◆ **Description of the task**
Copy the records below word for word, starting with the line that contains "step-title: Выберите способ" and ending with the line that contains "card-title: Оплата корпоративной", with both of those lines included.

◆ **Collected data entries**
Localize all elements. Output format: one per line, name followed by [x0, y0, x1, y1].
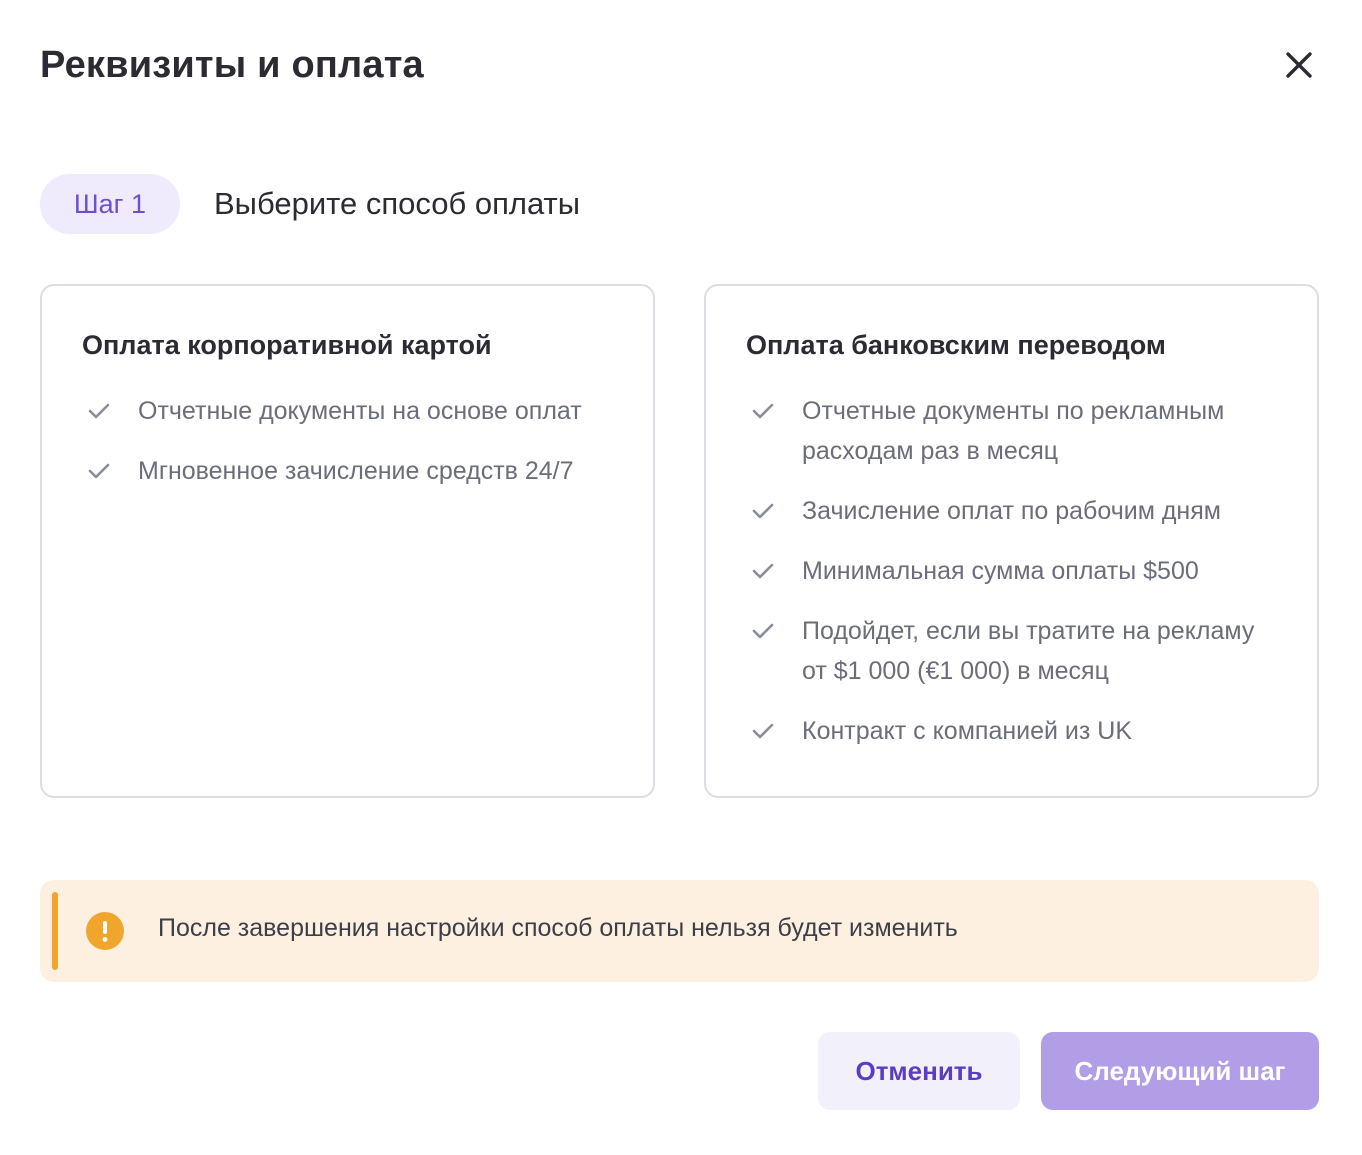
step-title: Выберите способ оплаты: [214, 186, 581, 221]
feature-item: Подойдет, если вы тратите на рекламу от …: [746, 611, 1277, 691]
feature-item: Контракт с компанией из UK: [746, 711, 1277, 751]
check-icon: [752, 391, 782, 431]
feature-text: Минимальная сумма оплаты $500: [802, 557, 1199, 585]
card-title: Оплата корпоративной картой: [82, 330, 492, 360]
check-icon: [752, 491, 782, 531]
feature-text: Мгновенное зачисление средств 24/7: [138, 457, 574, 485]
feature-item: Мгновенное зачисление средств 24/7: [82, 451, 613, 491]
close-button[interactable]: [1278, 44, 1320, 86]
dialog-title: Реквизиты и оплата: [40, 44, 424, 86]
feature-text: Отчетные документы на основе оплат: [138, 397, 582, 425]
check-icon: [88, 451, 118, 491]
feature-text: Зачисление оплат по рабочим дням: [802, 497, 1221, 525]
payment-details-dialog: Реквизиты и оплата Шаг 1 Выберите способ…: [0, 0, 1362, 1155]
card-title: Оплата банковским переводом: [746, 330, 1166, 360]
check-icon: [88, 391, 118, 431]
cancel-button[interactable]: Отменить: [818, 1032, 1020, 1110]
feature-text: Подойдет, если вы тратите на рекламу от …: [802, 617, 1255, 685]
step-badge: Шаг 1: [40, 174, 180, 234]
feature-item: Отчетные документы по рекламным расходам…: [746, 391, 1277, 471]
payment-option-card-corporate[interactable]: Оплата корпоративной картой Отчетные док…: [40, 284, 655, 798]
notice-text: После завершения настройки способ оплаты…: [158, 914, 958, 942]
feature-item: Отчетные документы на основе оплат: [82, 391, 613, 431]
feature-list: Отчетные документы по рекламным расходам…: [746, 391, 1277, 751]
check-icon: [752, 611, 782, 651]
feature-list: Отчетные документы на основе оплат Мгнов…: [82, 391, 613, 491]
close-icon: [1286, 52, 1312, 78]
notice-accent-bar: [52, 892, 58, 970]
feature-text: Контракт с компанией из UK: [802, 717, 1133, 745]
next-step-button[interactable]: Следующий шаг: [1041, 1032, 1319, 1110]
feature-item: Зачисление оплат по рабочим дням: [746, 491, 1277, 531]
warning-notice: После завершения настройки способ оплаты…: [40, 880, 1319, 982]
feature-item: Минимальная сумма оплаты $500: [746, 551, 1277, 591]
warning-icon: [86, 912, 124, 950]
step-header: Шаг 1 Выберите способ оплаты: [40, 174, 580, 234]
check-icon: [752, 711, 782, 751]
feature-text: Отчетные документы по рекламным расходам…: [802, 397, 1225, 465]
check-icon: [752, 551, 782, 591]
payment-option-card-bank-transfer[interactable]: Оплата банковским переводом Отчетные док…: [704, 284, 1319, 798]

◆ **Response for this exercise**
step-title: Выберите способ оплаты: [214, 186, 581, 221]
feature-item: Подойдет, если вы тратите на рекламу от …: [746, 611, 1277, 691]
feature-item: Контракт с компанией из UK: [746, 711, 1277, 751]
check-icon: [752, 391, 782, 431]
feature-text: Минимальная сумма оплаты $500: [802, 557, 1199, 585]
card-title: Оплата корпоративной картой: [82, 330, 492, 360]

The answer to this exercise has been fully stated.